Exercise description:
Look over the lines below. Report each one that includes the string "Target".
──────── Working data
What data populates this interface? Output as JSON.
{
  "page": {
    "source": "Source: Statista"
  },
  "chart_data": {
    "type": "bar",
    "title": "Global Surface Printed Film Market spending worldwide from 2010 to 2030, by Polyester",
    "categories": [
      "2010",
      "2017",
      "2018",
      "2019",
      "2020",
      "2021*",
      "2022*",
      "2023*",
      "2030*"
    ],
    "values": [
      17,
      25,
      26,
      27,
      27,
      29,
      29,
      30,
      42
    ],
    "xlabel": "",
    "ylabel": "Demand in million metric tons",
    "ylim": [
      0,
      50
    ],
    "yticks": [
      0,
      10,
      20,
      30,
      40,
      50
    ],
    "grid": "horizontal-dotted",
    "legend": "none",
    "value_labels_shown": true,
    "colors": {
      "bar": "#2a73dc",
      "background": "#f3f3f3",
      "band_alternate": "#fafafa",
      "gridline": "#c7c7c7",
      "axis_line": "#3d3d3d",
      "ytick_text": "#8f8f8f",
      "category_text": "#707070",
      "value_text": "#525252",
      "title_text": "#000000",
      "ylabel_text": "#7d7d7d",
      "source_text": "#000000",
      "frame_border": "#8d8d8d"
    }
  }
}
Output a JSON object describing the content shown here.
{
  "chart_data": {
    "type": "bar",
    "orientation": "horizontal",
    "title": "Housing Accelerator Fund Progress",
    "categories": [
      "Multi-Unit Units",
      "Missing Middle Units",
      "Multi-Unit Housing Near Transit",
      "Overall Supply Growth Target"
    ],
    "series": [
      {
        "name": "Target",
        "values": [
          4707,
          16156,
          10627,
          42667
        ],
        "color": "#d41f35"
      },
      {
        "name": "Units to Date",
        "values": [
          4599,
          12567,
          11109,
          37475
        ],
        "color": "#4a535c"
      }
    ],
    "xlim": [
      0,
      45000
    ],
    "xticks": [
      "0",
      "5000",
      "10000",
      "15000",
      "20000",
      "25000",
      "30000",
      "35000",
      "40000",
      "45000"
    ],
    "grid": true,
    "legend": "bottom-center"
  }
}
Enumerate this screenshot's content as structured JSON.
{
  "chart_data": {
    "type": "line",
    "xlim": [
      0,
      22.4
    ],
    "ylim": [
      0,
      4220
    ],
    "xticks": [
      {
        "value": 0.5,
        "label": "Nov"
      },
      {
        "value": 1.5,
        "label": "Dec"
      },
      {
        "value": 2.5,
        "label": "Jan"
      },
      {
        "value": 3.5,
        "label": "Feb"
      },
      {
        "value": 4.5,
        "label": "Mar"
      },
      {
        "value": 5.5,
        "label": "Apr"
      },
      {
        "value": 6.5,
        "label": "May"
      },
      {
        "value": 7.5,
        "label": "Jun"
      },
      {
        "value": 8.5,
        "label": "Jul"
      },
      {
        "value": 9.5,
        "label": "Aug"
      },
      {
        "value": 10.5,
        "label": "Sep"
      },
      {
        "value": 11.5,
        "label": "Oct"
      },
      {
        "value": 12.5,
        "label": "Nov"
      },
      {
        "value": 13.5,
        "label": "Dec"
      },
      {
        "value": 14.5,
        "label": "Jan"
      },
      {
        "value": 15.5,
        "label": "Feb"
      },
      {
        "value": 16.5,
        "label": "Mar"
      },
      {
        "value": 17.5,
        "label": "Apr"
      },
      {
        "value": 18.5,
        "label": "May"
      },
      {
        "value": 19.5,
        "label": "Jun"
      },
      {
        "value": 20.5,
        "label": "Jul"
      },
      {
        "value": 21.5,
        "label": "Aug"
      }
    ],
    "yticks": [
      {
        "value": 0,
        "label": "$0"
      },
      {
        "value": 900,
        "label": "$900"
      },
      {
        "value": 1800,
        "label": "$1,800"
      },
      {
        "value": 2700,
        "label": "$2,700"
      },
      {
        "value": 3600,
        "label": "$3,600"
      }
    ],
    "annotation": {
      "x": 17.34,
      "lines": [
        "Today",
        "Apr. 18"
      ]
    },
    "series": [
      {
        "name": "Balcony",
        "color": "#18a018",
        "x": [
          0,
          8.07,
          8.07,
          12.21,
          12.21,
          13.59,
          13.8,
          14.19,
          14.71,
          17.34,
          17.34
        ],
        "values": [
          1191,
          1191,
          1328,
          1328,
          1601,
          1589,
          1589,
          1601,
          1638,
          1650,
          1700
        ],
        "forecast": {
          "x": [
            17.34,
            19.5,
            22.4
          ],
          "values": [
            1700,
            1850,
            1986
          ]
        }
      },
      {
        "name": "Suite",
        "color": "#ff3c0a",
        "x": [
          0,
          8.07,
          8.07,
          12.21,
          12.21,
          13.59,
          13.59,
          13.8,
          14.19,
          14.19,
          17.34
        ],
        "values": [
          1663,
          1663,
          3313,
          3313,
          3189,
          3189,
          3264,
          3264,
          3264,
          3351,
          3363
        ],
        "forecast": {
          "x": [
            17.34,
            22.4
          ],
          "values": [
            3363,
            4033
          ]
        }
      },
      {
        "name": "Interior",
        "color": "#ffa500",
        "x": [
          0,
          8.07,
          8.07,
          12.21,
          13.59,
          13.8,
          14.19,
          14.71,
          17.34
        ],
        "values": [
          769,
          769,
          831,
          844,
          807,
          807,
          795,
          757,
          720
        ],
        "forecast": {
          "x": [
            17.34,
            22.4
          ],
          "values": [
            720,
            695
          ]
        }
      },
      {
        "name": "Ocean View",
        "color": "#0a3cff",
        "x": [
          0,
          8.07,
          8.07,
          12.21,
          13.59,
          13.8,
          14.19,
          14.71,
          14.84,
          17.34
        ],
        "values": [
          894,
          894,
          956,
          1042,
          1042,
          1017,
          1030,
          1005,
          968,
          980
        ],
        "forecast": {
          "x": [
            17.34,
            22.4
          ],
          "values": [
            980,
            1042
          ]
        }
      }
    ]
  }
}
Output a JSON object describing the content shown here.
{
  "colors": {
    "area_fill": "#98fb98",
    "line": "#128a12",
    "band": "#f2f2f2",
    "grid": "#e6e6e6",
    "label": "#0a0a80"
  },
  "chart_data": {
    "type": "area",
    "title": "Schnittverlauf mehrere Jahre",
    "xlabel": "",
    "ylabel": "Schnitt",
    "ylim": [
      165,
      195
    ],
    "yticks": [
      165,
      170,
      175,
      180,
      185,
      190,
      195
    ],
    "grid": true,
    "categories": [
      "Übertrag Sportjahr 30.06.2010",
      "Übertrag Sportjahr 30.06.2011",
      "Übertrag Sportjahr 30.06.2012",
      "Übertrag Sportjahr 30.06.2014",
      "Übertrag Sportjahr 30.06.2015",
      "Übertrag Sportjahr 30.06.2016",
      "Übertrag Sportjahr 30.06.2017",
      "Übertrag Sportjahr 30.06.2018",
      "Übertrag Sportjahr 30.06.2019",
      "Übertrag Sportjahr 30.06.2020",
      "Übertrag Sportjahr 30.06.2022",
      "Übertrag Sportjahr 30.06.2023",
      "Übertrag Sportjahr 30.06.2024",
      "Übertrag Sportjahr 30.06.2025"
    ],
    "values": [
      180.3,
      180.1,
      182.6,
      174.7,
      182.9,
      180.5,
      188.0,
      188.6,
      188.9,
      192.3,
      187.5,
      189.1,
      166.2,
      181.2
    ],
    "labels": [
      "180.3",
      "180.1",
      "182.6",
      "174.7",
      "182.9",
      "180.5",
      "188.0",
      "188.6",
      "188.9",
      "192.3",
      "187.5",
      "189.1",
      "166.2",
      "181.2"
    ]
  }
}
────────────────
Exercise output:
      "Overall Supply Growth Target"
        "name": "Target",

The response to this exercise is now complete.